Locate the string "Extract" in the listing below. Copy every line where it is found.

Stored data:

--*--

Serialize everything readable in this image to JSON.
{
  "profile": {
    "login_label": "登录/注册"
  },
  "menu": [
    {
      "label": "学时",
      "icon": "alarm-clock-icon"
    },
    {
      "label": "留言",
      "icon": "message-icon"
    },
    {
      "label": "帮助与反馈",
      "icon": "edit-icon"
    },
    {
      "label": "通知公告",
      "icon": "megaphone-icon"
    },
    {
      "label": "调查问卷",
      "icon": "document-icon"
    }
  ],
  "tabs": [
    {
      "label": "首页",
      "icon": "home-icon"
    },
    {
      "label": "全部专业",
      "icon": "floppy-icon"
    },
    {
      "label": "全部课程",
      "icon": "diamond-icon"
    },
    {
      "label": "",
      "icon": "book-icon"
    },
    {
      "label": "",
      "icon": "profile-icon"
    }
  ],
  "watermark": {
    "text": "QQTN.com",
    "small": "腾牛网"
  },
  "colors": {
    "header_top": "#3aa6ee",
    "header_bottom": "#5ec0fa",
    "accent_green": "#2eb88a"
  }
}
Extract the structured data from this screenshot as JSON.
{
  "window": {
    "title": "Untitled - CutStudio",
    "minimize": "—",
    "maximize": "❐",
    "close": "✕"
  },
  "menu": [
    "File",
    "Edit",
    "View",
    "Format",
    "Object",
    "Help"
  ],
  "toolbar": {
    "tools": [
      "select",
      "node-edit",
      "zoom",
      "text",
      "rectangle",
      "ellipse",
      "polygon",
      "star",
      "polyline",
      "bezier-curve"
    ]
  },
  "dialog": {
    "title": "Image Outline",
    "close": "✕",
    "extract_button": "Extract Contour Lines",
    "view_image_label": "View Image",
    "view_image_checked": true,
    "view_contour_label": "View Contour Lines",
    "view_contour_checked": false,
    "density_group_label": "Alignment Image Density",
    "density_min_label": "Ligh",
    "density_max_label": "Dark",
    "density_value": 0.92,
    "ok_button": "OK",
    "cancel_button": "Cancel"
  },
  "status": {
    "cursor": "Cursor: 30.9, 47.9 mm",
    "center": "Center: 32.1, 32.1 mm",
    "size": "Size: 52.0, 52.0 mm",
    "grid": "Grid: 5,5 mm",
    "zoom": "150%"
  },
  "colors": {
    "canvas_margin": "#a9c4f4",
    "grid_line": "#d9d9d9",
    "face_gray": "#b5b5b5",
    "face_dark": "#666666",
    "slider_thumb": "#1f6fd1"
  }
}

--*--

Solution for this exercise:
Extract the structured data from this screenshot as JSON.
    "extract_button": "Extract Contour Lines",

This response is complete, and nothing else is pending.